======== DATA

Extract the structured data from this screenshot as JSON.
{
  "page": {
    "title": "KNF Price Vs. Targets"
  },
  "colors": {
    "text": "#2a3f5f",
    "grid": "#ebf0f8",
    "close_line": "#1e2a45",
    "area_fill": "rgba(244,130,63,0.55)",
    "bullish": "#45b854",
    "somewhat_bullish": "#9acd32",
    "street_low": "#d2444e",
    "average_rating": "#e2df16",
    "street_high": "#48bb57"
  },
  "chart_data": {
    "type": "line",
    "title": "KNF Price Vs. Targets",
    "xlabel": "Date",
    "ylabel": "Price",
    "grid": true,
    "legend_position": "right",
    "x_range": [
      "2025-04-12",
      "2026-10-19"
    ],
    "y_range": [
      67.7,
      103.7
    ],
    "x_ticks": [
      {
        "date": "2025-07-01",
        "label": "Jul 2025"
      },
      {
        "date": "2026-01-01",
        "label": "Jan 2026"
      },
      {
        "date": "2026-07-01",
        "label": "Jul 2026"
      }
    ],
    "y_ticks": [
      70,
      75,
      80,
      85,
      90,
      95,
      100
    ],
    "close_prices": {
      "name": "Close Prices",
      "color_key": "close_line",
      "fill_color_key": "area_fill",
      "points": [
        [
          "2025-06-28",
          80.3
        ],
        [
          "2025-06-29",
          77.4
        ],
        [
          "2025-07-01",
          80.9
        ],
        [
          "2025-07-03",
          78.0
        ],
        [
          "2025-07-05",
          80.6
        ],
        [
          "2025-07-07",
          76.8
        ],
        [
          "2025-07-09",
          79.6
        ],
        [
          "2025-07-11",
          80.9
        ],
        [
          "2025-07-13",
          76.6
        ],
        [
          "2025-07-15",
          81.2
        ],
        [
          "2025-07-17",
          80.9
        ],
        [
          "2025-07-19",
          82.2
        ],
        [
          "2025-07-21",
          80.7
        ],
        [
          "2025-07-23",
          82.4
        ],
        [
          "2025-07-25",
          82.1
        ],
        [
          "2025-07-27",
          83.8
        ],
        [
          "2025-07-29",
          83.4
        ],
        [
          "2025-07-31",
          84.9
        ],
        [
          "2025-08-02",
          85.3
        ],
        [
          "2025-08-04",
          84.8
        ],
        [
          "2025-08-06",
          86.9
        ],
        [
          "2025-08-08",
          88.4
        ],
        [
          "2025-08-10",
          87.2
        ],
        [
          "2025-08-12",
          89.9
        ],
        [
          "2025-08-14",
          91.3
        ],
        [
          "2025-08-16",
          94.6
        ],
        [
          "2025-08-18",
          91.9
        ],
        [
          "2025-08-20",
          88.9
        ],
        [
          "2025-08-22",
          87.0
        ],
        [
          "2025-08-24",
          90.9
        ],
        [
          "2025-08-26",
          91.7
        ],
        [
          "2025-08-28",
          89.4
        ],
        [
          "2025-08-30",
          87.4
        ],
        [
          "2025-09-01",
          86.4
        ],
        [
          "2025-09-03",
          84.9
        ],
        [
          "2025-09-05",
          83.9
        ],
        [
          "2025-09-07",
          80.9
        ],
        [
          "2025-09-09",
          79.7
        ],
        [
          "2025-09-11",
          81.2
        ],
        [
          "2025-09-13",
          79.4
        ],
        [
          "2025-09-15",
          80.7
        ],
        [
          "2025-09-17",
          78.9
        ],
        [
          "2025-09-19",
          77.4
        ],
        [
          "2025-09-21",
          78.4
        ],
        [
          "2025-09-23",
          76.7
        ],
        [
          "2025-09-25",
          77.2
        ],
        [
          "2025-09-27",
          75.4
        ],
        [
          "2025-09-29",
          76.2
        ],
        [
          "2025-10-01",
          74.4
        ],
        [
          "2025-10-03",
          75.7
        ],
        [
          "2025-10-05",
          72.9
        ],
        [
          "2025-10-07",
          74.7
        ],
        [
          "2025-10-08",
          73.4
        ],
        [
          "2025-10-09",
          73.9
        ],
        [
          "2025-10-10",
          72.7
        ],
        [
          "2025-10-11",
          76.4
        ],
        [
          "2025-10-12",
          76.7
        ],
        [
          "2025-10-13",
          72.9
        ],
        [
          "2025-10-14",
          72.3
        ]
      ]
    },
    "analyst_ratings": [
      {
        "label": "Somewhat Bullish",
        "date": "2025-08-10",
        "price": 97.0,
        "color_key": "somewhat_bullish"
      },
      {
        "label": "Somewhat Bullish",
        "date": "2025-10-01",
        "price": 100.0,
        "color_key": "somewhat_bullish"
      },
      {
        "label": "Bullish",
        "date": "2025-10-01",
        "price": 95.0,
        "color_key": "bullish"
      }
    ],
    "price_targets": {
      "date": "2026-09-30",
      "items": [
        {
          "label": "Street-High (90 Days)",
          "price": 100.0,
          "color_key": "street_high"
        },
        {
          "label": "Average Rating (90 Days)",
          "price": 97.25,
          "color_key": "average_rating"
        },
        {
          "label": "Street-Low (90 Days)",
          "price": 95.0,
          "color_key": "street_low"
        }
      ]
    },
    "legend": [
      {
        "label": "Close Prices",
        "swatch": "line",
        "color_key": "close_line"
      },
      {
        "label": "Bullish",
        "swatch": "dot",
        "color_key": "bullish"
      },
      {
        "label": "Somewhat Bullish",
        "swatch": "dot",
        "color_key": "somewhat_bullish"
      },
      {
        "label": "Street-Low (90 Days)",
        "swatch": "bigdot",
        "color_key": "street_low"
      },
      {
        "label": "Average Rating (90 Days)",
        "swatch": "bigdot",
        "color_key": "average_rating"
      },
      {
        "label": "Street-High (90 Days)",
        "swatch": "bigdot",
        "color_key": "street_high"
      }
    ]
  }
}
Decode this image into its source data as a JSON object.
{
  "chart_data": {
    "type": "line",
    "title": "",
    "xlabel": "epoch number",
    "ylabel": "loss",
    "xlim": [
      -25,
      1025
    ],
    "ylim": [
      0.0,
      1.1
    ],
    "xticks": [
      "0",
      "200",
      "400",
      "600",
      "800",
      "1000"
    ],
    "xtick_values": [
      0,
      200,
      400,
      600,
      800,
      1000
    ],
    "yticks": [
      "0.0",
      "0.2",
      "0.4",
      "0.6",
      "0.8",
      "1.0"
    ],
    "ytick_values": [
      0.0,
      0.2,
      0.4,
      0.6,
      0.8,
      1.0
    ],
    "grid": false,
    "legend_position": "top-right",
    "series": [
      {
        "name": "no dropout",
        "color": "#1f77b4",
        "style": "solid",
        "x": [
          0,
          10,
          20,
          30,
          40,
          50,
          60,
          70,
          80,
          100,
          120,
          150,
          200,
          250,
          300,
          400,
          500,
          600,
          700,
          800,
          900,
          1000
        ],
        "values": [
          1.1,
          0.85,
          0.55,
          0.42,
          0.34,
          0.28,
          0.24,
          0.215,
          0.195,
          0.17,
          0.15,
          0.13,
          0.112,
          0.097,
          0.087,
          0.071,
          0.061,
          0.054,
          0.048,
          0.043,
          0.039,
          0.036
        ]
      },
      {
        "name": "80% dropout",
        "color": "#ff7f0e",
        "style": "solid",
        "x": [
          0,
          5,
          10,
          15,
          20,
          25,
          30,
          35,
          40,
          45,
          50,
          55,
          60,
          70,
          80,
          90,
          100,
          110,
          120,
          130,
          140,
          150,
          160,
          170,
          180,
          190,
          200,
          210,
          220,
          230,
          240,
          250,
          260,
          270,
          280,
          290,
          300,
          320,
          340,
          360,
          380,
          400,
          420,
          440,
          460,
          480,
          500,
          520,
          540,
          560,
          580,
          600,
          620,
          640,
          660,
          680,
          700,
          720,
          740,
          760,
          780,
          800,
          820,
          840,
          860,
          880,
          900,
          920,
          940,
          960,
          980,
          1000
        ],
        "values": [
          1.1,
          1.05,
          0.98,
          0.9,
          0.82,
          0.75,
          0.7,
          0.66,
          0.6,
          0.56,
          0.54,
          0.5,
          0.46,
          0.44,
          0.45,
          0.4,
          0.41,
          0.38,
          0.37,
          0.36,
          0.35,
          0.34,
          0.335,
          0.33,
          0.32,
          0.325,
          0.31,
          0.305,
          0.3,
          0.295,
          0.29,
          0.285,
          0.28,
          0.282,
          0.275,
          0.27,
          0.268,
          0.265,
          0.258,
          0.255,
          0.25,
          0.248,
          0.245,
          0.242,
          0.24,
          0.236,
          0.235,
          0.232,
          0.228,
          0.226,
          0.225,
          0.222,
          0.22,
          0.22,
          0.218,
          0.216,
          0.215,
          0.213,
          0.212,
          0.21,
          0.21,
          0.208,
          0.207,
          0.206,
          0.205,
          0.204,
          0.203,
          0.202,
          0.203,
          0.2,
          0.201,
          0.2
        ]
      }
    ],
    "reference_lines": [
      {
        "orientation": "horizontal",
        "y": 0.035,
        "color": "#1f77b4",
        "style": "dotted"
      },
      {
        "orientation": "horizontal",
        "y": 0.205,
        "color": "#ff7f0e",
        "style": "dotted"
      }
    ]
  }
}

================

### TASK INSTRUCTIONS:
Copy each line of the records that contains the word "right".

### TASK SOLUTION:
    "legend_position": "right",
    "legend_position": "top-right",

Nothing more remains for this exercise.